#### Task instructions
Quote each line exactly, from the line that contains "Serialize everything readable" down to the last line of the listing, and no other lines.
** START **
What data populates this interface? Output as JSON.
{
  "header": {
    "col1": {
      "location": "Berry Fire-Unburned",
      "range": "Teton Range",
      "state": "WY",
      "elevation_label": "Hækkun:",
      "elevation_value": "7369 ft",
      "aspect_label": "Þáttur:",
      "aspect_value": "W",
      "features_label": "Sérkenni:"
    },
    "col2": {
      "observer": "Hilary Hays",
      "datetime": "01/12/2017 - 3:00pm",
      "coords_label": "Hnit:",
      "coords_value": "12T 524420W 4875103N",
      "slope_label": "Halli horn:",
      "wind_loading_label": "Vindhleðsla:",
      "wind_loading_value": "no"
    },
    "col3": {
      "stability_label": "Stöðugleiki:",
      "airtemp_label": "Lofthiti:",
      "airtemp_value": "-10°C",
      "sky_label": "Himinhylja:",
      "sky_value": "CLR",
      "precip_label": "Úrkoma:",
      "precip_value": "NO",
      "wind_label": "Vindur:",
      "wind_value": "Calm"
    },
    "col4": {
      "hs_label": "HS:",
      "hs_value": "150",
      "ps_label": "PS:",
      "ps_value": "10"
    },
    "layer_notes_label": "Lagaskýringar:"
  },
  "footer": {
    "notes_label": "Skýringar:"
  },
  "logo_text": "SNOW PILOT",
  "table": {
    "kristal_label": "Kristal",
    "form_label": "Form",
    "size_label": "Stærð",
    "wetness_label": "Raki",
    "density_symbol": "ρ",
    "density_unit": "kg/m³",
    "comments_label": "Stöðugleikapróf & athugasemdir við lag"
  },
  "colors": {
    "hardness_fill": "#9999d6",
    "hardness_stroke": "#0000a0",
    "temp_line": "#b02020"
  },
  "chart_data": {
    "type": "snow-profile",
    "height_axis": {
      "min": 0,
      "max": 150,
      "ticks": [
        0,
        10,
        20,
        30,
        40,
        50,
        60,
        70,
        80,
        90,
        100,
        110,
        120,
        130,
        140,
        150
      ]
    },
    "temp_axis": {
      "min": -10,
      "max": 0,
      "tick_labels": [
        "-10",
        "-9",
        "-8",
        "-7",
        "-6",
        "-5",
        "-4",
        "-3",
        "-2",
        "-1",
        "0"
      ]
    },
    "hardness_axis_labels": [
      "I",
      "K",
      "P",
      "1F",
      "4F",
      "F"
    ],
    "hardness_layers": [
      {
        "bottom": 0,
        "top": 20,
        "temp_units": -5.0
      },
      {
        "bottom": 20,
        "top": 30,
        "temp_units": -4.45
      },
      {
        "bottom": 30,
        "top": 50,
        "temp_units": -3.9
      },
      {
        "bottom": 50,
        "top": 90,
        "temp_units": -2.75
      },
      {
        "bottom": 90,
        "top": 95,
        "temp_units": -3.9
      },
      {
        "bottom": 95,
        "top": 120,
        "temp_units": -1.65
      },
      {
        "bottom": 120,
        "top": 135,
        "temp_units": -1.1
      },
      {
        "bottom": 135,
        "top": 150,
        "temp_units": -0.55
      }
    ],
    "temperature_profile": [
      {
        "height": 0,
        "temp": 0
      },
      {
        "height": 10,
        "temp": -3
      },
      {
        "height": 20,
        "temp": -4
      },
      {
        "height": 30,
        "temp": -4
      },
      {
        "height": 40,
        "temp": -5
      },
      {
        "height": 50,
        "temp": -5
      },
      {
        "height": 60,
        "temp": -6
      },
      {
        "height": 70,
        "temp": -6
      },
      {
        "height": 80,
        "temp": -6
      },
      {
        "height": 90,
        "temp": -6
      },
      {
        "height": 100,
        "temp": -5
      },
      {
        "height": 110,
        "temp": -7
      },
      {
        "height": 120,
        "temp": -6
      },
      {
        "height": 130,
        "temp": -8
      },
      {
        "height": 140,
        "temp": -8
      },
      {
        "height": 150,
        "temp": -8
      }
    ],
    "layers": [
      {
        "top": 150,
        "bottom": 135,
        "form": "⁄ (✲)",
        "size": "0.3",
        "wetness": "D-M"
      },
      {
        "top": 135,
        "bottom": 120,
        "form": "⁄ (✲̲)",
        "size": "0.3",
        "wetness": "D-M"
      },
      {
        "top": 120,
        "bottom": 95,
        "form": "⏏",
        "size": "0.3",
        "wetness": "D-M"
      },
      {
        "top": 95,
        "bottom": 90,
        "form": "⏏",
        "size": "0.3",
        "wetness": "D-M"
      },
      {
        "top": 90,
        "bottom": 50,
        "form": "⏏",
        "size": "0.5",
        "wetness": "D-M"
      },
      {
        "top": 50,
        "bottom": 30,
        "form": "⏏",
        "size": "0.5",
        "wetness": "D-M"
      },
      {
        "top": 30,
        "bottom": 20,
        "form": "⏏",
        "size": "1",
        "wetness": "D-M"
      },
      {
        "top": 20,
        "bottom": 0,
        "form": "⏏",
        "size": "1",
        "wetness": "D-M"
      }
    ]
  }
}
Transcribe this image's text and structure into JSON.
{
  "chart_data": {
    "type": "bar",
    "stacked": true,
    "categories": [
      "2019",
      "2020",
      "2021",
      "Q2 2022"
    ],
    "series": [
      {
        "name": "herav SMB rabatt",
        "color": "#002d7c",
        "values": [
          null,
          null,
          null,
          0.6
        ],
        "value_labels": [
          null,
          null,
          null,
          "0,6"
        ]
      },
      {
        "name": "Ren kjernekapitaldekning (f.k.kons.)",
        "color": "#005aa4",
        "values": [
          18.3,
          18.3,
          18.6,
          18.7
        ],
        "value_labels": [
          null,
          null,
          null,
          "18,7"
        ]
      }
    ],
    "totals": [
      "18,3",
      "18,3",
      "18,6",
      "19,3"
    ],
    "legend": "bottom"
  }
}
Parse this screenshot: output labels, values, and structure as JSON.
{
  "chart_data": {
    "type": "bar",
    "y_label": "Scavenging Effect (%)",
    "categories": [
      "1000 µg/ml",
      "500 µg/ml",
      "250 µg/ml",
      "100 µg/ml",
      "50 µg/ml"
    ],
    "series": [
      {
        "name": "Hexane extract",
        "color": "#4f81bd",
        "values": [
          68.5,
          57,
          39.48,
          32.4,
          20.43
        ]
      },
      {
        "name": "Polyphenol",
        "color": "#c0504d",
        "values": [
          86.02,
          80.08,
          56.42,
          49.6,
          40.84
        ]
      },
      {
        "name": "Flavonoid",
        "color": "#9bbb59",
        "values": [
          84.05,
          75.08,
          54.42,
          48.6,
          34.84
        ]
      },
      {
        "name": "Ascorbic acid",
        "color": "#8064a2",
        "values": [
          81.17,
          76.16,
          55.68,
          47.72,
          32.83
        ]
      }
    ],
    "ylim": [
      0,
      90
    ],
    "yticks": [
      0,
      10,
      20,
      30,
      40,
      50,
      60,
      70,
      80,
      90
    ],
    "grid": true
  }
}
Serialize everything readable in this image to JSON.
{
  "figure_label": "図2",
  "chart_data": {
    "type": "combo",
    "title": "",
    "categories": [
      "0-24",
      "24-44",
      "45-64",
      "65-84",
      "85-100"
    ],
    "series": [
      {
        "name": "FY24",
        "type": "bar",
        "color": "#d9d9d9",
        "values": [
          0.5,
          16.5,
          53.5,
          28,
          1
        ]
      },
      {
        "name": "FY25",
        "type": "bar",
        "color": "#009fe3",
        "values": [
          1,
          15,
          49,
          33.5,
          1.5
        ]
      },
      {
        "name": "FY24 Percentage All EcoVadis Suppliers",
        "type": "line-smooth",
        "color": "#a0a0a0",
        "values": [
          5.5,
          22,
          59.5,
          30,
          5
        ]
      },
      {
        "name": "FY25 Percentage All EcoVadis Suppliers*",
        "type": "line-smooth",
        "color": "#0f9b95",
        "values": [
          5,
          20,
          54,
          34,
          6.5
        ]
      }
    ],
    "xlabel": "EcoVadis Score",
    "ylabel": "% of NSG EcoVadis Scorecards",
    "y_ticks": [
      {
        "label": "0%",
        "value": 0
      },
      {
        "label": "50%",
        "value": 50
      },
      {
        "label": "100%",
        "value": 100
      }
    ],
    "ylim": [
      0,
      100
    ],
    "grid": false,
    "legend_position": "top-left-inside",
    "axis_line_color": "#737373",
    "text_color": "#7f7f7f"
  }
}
** END **
#### Response
Serialize everything readable in this image to JSON.
{
  "figure_label": "図2",
  "chart_data": {
    "type": "combo",
    "title": "",
    "categories": [
      "0-24",
      "24-44",
      "45-64",
      "65-84",
      "85-100"
    ],
    "series": [
      {
        "name": "FY24",
        "type": "bar",
        "color": "#d9d9d9",
        "values": [
          0.5,
          16.5,
          53.5,
          28,
          1
        ]
      },
      {
        "name": "FY25",
        "type": "bar",
        "color": "#009fe3",
        "values": [
          1,
          15,
          49,
          33.5,
          1.5
        ]
      },
      {
        "name": "FY24 Percentage All EcoVadis Suppliers",
        "type": "line-smooth",
        "color": "#a0a0a0",
        "values": [
          5.5,
          22,
          59.5,
          30,
          5
        ]
      },
      {
        "name": "FY25 Percentage All EcoVadis Suppliers*",
        "type": "line-smooth",
        "color": "#0f9b95",
        "values": [
          5,
          20,
          54,
          34,
          6.5
        ]
      }
    ],
    "xlabel": "EcoVadis Score",
    "ylabel": "% of NSG EcoVadis Scorecards",
    "y_ticks": [
      {
        "label": "0%",
        "value": 0
      },
      {
        "label": "50%",
        "value": 50
      },
      {
        "label": "100%",
        "value": 100
      }
    ],
    "ylim": [
      0,
      100
    ],
    "grid": false,
    "legend_position": "top-left-inside",
    "axis_line_color": "#737373",
    "text_color": "#7f7f7f"
  }
}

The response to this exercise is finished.